### WRITTEN TASK
Your task is to copy the material exactly.

[Collected data]
--- Start ---

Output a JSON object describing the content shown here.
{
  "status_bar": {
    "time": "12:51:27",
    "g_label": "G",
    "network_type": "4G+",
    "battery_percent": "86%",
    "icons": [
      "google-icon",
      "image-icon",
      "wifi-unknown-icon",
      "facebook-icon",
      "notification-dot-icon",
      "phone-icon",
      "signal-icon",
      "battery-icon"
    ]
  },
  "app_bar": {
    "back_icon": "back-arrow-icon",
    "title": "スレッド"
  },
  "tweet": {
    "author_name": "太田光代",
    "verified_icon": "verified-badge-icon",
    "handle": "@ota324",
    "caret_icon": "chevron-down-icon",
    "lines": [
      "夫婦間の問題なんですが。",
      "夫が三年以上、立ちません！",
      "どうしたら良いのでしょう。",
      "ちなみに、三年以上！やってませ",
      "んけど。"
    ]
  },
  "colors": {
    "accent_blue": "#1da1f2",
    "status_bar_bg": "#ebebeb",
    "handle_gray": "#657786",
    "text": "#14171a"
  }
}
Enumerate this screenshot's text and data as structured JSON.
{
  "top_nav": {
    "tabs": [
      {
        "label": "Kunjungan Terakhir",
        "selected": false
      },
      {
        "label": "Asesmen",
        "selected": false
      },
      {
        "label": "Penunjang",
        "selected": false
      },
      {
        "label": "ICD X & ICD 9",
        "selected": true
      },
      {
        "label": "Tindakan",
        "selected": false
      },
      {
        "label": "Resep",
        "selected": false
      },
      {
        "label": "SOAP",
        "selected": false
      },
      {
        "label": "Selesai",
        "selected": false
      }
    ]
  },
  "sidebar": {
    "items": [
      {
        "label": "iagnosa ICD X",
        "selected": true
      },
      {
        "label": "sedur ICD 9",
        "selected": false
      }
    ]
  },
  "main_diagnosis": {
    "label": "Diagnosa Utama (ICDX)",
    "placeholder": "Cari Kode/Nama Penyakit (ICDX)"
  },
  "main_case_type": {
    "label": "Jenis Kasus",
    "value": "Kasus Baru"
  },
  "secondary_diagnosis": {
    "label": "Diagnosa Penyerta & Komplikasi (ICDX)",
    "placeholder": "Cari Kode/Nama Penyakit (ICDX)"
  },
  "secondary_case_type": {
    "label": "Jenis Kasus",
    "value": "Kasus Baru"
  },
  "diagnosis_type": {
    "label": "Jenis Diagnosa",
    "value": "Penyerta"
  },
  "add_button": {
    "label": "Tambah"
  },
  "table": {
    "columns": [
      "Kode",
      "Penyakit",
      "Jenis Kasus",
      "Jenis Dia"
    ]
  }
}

--- End ---

### THE OUTPUT
Output a JSON object describing the content shown here.
{
  "status_bar": {
    "time": "12:51:27",
    "g_label": "G",
    "network_type": "4G+",
    "battery_percent": "86%",
    "icons": [
      "google-icon",
      "image-icon",
      "wifi-unknown-icon",
      "facebook-icon",
      "notification-dot-icon",
      "phone-icon",
      "signal-icon",
      "battery-icon"
    ]
  },
  "app_bar": {
    "back_icon": "back-arrow-icon",
    "title": "スレッド"
  },
  "tweet": {
    "author_name": "太田光代",
    "verified_icon": "verified-badge-icon",
    "handle": "@ota324",
    "caret_icon": "chevron-down-icon",
    "lines": [
      "夫婦間の問題なんですが。",
      "夫が三年以上、立ちません！",
      "どうしたら良いのでしょう。",
      "ちなみに、三年以上！やってませ",
      "んけど。"
    ]
  },
  "colors": {
    "accent_blue": "#1da1f2",
    "status_bar_bg": "#ebebeb",
    "handle_gray": "#657786",
    "text": "#14171a"
  }
}
Enumerate this screenshot's text and data as structured JSON.
{
  "top_nav": {
    "tabs": [
      {
        "label": "Kunjungan Terakhir",
        "selected": false
      },
      {
        "label": "Asesmen",
        "selected": false
      },
      {
        "label": "Penunjang",
        "selected": false
      },
      {
        "label": "ICD X & ICD 9",
        "selected": true
      },
      {
        "label": "Tindakan",
        "selected": false
      },
      {
        "label": "Resep",
        "selected": false
      },
      {
        "label": "SOAP",
        "selected": false
      },
      {
        "label": "Selesai",
        "selected": false
      }
    ]
  },
  "sidebar": {
    "items": [
      {
        "label": "iagnosa ICD X",
        "selected": true
      },
      {
        "label": "sedur ICD 9",
        "selected": false
      }
    ]
  },
  "main_diagnosis": {
    "label": "Diagnosa Utama (ICDX)",
    "placeholder": "Cari Kode/Nama Penyakit (ICDX)"
  },
  "main_case_type": {
    "label": "Jenis Kasus",
    "value": "Kasus Baru"
  },
  "secondary_diagnosis": {
    "label": "Diagnosa Penyerta & Komplikasi (ICDX)",
    "placeholder": "Cari Kode/Nama Penyakit (ICDX)"
  },
  "secondary_case_type": {
    "label": "Jenis Kasus",
    "value": "Kasus Baru"
  },
  "diagnosis_type": {
    "label": "Jenis Diagnosa",
    "value": "Penyerta"
  },
  "add_button": {
    "label": "Tambah"
  },
  "table": {
    "columns": [
      "Kode",
      "Penyakit",
      "Jenis Kasus",
      "Jenis Dia"
    ]
  }
}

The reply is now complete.